**PROBLEM TO SOLVE:** Starting at the line that holds "What does this", set down each line through the end of the listing, exactly as written and with nothing added.

··· ENTRIES

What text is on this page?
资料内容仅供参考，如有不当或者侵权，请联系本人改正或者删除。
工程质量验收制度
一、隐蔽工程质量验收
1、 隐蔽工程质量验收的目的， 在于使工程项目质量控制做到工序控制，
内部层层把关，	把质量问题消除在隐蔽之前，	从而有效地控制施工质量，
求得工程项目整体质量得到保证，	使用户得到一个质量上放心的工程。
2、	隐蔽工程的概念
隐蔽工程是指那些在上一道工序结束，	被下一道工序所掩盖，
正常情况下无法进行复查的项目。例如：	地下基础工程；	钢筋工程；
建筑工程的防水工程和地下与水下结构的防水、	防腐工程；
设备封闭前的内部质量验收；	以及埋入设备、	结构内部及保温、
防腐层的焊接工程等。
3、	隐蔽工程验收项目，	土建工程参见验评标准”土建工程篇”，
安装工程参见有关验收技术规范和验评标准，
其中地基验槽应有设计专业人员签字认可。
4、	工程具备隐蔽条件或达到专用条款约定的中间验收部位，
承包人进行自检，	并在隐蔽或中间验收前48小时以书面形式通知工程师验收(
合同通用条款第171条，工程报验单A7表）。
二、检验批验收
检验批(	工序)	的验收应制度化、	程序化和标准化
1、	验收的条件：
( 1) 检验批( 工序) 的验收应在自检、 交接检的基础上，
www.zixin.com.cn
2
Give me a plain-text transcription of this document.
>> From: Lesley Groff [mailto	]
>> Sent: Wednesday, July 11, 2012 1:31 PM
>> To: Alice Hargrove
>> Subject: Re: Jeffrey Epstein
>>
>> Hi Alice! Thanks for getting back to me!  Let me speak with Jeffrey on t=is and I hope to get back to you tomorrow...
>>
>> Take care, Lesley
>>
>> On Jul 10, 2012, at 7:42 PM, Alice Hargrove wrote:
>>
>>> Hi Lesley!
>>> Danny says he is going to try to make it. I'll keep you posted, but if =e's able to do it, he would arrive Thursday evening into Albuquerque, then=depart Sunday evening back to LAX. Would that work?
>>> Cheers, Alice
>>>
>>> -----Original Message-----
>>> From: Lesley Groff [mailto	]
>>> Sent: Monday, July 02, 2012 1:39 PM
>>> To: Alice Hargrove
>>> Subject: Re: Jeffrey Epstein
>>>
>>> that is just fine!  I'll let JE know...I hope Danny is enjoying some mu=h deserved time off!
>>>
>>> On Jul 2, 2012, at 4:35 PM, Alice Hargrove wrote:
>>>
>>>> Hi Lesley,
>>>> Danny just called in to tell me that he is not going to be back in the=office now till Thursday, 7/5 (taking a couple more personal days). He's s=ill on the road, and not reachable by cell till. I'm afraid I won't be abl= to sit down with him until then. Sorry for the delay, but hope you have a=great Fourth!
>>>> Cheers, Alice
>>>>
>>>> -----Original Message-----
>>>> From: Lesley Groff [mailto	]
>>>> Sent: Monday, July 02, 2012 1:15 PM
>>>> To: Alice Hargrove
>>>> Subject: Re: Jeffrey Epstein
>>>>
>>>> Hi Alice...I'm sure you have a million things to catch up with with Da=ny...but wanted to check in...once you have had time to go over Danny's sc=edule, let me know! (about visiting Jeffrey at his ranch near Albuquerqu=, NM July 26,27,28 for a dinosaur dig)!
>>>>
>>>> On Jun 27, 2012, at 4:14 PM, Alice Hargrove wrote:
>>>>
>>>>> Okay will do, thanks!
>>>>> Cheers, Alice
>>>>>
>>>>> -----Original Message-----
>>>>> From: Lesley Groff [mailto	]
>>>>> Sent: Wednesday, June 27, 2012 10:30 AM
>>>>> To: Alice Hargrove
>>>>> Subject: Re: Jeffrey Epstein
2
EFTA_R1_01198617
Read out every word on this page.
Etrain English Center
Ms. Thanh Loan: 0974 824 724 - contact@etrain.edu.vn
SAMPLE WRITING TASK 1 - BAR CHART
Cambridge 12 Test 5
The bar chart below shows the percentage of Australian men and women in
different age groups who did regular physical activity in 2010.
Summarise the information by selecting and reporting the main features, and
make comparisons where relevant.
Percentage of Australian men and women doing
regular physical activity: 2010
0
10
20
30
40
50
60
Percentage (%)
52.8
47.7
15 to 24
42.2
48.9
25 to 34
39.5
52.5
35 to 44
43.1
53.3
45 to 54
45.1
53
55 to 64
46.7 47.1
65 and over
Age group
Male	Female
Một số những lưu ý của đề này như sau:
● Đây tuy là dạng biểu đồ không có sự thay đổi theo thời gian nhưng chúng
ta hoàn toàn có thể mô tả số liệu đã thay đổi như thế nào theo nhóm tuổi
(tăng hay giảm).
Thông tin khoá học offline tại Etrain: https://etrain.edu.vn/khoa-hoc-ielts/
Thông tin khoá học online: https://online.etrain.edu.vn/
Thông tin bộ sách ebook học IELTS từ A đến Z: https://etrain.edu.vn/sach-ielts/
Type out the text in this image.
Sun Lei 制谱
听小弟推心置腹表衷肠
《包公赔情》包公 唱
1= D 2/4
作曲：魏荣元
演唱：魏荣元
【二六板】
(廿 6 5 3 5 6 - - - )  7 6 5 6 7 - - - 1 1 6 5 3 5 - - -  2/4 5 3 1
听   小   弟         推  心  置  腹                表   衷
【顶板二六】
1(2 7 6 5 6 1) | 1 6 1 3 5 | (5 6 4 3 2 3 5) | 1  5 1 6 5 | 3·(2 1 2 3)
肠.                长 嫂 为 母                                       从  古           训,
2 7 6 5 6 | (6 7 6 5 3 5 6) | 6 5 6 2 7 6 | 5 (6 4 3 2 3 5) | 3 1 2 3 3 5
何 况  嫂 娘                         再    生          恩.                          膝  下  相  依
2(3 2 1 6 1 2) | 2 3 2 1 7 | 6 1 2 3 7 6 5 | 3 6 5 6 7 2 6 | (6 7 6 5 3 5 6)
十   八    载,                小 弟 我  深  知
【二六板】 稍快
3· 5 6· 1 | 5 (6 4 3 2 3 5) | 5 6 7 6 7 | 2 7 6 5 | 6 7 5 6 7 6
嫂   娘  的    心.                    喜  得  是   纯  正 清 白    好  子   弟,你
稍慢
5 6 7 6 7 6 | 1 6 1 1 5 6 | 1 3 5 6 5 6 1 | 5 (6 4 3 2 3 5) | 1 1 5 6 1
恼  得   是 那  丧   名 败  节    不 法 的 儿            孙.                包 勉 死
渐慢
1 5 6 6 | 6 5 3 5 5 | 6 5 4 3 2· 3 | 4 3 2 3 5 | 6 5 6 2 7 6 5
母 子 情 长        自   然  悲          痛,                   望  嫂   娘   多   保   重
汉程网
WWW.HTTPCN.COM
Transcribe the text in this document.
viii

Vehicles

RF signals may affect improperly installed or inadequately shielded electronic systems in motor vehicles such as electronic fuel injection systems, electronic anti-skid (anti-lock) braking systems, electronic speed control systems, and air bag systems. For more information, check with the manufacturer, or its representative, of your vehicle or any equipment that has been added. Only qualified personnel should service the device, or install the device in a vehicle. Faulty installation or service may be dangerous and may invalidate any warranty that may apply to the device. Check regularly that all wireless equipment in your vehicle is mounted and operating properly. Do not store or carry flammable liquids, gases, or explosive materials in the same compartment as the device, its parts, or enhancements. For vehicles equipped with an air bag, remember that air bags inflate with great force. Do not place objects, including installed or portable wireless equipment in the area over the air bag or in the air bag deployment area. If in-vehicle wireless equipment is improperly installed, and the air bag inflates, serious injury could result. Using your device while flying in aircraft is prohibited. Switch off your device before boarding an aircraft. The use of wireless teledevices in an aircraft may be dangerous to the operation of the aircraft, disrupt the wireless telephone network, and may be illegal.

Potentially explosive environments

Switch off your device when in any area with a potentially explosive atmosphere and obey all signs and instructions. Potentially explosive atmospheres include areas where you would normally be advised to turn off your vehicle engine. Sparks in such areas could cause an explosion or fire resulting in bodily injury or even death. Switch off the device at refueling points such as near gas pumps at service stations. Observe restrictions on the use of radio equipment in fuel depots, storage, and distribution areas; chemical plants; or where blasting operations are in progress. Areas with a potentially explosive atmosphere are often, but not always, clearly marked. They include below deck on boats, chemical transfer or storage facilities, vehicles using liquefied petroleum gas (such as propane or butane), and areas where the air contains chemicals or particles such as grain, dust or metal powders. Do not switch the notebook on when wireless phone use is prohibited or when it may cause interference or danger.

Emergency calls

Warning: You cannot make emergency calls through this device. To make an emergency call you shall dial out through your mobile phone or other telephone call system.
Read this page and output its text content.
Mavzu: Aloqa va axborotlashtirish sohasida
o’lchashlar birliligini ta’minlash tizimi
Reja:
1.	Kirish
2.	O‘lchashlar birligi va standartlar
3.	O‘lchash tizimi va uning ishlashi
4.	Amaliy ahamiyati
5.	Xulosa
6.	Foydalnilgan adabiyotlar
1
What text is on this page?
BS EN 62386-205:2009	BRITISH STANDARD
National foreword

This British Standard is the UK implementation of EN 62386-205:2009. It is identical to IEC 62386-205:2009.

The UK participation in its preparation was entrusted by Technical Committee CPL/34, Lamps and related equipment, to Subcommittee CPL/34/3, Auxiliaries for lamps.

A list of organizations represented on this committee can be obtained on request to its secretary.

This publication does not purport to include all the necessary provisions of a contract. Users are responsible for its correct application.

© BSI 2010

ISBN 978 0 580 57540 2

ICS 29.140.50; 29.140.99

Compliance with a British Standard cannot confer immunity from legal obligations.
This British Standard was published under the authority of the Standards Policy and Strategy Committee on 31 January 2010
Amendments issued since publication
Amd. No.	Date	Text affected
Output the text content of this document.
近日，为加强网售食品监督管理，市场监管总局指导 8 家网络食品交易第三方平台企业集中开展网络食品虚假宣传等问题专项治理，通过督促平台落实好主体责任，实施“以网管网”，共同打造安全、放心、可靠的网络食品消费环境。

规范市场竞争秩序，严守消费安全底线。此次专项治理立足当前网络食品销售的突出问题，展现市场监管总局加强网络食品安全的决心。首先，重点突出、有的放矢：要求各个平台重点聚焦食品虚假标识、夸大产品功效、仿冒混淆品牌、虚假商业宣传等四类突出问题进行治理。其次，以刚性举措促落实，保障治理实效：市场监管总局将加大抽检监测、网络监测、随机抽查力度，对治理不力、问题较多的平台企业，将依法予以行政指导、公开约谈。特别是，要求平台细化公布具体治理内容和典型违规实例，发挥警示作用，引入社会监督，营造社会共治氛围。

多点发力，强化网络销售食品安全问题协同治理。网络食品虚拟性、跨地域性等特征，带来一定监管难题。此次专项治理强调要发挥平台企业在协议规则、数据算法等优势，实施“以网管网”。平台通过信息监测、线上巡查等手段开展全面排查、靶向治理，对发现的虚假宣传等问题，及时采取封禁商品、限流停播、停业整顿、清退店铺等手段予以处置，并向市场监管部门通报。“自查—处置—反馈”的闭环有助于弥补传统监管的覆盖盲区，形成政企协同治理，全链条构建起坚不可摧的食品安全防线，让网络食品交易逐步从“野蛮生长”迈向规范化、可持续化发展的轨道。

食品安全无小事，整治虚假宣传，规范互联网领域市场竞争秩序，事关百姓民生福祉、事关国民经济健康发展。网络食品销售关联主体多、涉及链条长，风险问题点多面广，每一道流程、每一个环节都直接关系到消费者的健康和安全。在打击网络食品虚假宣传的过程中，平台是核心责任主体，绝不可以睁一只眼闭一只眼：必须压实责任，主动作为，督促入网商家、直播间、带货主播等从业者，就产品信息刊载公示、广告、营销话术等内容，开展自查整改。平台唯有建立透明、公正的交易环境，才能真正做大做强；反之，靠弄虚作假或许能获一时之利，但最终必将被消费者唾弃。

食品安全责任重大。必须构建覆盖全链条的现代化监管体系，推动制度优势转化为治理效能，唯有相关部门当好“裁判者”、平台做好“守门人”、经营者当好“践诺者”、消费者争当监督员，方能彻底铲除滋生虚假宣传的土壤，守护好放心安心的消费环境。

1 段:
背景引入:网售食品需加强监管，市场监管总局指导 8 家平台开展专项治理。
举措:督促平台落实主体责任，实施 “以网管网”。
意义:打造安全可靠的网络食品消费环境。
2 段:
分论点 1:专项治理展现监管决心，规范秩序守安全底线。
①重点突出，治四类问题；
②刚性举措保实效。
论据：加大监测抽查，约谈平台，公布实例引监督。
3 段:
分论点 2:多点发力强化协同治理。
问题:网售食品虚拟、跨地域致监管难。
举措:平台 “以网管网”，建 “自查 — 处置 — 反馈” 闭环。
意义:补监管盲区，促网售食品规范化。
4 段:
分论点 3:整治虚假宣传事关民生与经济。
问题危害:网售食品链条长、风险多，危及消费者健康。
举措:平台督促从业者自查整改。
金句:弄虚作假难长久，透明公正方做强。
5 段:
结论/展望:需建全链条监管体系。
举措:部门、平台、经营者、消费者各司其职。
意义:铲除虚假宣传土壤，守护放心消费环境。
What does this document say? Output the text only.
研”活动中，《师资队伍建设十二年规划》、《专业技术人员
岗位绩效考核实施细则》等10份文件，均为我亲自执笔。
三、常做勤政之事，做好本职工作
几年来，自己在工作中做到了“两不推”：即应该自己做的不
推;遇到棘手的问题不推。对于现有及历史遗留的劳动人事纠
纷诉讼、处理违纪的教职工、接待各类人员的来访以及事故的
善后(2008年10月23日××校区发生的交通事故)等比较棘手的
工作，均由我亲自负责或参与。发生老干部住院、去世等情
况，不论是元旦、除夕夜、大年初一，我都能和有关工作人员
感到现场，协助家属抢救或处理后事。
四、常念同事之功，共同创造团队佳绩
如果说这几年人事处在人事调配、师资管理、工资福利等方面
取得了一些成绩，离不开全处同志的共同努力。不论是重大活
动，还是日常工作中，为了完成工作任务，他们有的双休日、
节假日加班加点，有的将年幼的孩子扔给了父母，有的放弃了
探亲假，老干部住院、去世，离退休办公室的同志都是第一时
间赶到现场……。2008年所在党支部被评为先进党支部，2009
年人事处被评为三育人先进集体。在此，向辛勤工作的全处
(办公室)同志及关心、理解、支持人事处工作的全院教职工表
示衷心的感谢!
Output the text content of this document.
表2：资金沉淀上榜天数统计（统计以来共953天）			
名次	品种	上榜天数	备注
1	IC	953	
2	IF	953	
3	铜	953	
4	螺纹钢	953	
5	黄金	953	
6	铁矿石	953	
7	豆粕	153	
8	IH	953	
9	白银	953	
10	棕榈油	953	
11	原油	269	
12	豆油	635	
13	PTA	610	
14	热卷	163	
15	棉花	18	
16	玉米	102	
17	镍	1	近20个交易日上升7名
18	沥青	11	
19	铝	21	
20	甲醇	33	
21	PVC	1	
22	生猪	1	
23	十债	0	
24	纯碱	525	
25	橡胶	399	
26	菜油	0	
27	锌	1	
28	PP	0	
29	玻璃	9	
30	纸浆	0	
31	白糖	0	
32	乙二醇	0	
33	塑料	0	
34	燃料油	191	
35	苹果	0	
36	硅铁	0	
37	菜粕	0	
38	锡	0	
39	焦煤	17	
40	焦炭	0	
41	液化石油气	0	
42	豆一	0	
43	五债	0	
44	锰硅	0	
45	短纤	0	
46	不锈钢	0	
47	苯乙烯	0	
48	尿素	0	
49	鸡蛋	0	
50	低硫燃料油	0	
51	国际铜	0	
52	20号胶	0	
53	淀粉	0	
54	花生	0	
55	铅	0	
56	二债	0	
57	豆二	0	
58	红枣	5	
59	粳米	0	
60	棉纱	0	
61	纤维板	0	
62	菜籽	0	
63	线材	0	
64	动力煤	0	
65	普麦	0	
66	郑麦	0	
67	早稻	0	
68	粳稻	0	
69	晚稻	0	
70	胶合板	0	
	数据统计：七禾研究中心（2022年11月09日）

······

**FULL RESPONSE:**
What does this document say? Output the text only.
研”活动中，《师资队伍建设十二年规划》、《专业技术人员
岗位绩效考核实施细则》等10份文件，均为我亲自执笔。
三、常做勤政之事，做好本职工作
几年来，自己在工作中做到了“两不推”：即应该自己做的不
推;遇到棘手的问题不推。对于现有及历史遗留的劳动人事纠
纷诉讼、处理违纪的教职工、接待各类人员的来访以及事故的
善后(2008年10月23日××校区发生的交通事故)等比较棘手的
工作，均由我亲自负责或参与。发生老干部住院、去世等情
况，不论是元旦、除夕夜、大年初一，我都能和有关工作人员
感到现场，协助家属抢救或处理后事。
四、常念同事之功，共同创造团队佳绩
如果说这几年人事处在人事调配、师资管理、工资福利等方面
取得了一些成绩，离不开全处同志的共同努力。不论是重大活
动，还是日常工作中，为了完成工作任务，他们有的双休日、
节假日加班加点，有的将年幼的孩子扔给了父母，有的放弃了
探亲假，老干部住院、去世，离退休办公室的同志都是第一时
间赶到现场……。2008年所在党支部被评为先进党支部，2009
年人事处被评为三育人先进集体。在此，向辛勤工作的全处
(办公室)同志及关心、理解、支持人事处工作的全院教职工表
示衷心的感谢!
Output the text content of this document.
表2：资金沉淀上榜天数统计（统计以来共953天）			
名次	品种	上榜天数	备注
1	IC	953	
2	IF	953	
3	铜	953	
4	螺纹钢	953	
5	黄金	953	
6	铁矿石	953	
7	豆粕	153	
8	IH	953	
9	白银	953	
10	棕榈油	953	
11	原油	269	
12	豆油	635	
13	PTA	610	
14	热卷	163	
15	棉花	18	
16	玉米	102	
17	镍	1	近20个交易日上升7名
18	沥青	11	
19	铝	21	
20	甲醇	33	
21	PVC	1	
22	生猪	1	
23	十债	0	
24	纯碱	525	
25	橡胶	399	
26	菜油	0	
27	锌	1	
28	PP	0	
29	玻璃	9	
30	纸浆	0	
31	白糖	0	
32	乙二醇	0	
33	塑料	0	
34	燃料油	191	
35	苹果	0	
36	硅铁	0	
37	菜粕	0	
38	锡	0	
39	焦煤	17	
40	焦炭	0	
41	液化石油气	0	
42	豆一	0	
43	五债	0	
44	锰硅	0	
45	短纤	0	
46	不锈钢	0	
47	苯乙烯	0	
48	尿素	0	
49	鸡蛋	0	
50	低硫燃料油	0	
51	国际铜	0	
52	20号胶	0	
53	淀粉	0	
54	花生	0	
55	铅	0	
56	二债	0	
57	豆二	0	
58	红枣	5	
59	粳米	0	
60	棉纱	0	
61	纤维板	0	
62	菜籽	0	
63	线材	0	
64	动力煤	0	
65	普麦	0	
66	郑麦	0	
67	早稻	0	
68	粳稻	0	
69	晚稻	0	
70	胶合板	0	
	数据统计：七禾研究中心（2022年11月09日）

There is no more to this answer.